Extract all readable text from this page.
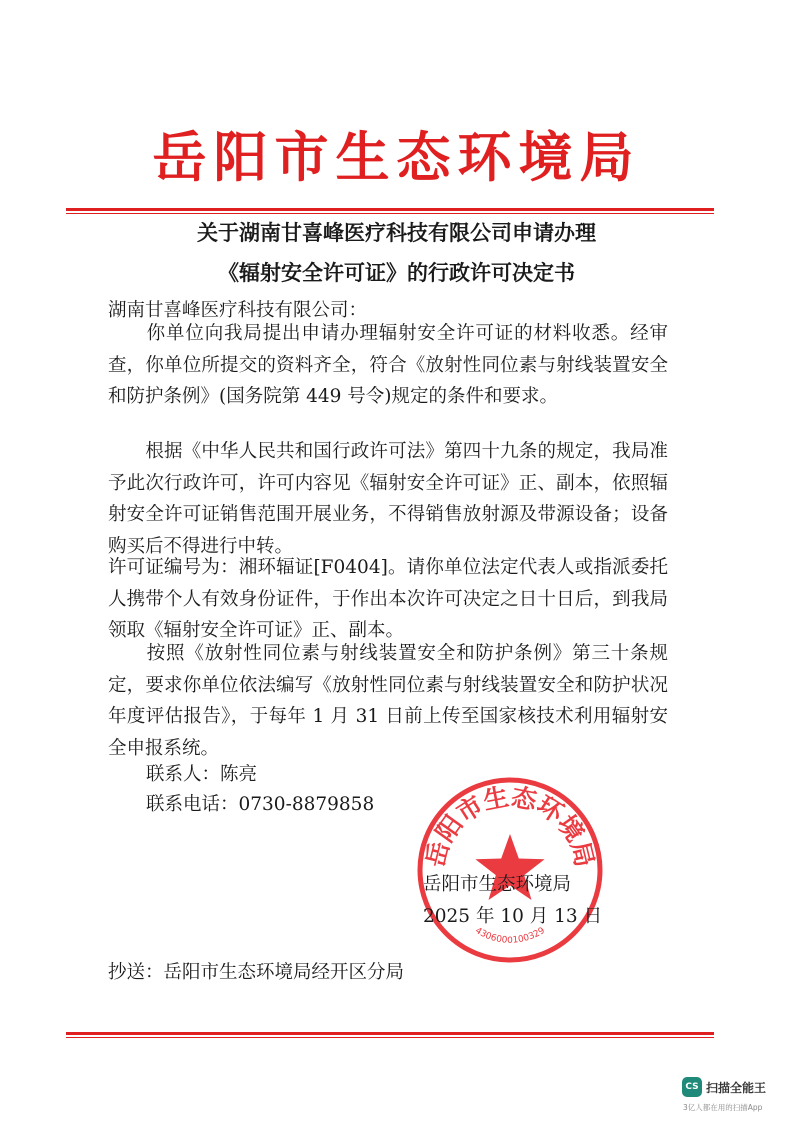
岳阳市生态环境局
关于湖南甘喜峰医疗科技有限公司申请办理
《辐射安全许可证》的行政许可决定书
湖南甘喜峰医疗科技有限公司：

　　你单位向我局提出申请办理辐射安全许可证的材料收悉。经审查，你单位所提交的资料齐全，符合《放射性同位素与射线装置安全和防护条例》(国务院第 449 号令)规定的条件和要求。

　　根据《中华人民共和国行政许可法》第四十九条的规定，我局准予此次行政许可，许可内容见《辐射安全许可证》正、副本，依照辐射安全许可证销售范围开展业务，不得销售放射源及带源设备；设备购买后不得进行中转。

许可证编号为：湘环辐证[F0404]。请你单位法定代表人或指派委托人携带个人有效身份证件，于作出本次许可决定之日十日后，到我局领取《辐射安全许可证》正、副本。

　　按照《放射性同位素与射线装置安全和防护条例》第三十条规定，要求你单位依法编写《放射性同位素与射线装置安全和防护状况年度评估报告》，于每年 1 月 31 日前上传至国家核技术利用辐射安全申报系统。

联系人：陈亮
联系电话：0730-8879858
岳阳市生态环境局
4306000100329
岳阳市生态环境局
2025 年 10 月 13 日
抄送：岳阳市生态环境局经开区分局
CS 扫描全能王
3亿人都在用的扫描App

### What the task requires
Leaving out the pictures, repeat the data above exactly.

### Reply to the task
Extract all readable text from this page.
岳阳市生态环境局
关于湖南甘喜峰医疗科技有限公司申请办理
《辐射安全许可证》的行政许可决定书
湖南甘喜峰医疗科技有限公司：

　　你单位向我局提出申请办理辐射安全许可证的材料收悉。经审查，你单位所提交的资料齐全，符合《放射性同位素与射线装置安全和防护条例》(国务院第 449 号令)规定的条件和要求。

　　根据《中华人民共和国行政许可法》第四十九条的规定，我局准予此次行政许可，许可内容见《辐射安全许可证》正、副本，依照辐射安全许可证销售范围开展业务，不得销售放射源及带源设备；设备购买后不得进行中转。

许可证编号为：湘环辐证[F0404]。请你单位法定代表人或指派委托人携带个人有效身份证件，于作出本次许可决定之日十日后，到我局领取《辐射安全许可证》正、副本。

　　按照《放射性同位素与射线装置安全和防护条例》第三十条规定，要求你单位依法编写《放射性同位素与射线装置安全和防护状况年度评估报告》，于每年 1 月 31 日前上传至国家核技术利用辐射安全申报系统。

联系人：陈亮
联系电话：0730-8879858
岳阳市生态环境局
4306000100329
岳阳市生态环境局
2025 年 10 月 13 日
抄送：岳阳市生态环境局经开区分局
CS 扫描全能王
3亿人都在用的扫描App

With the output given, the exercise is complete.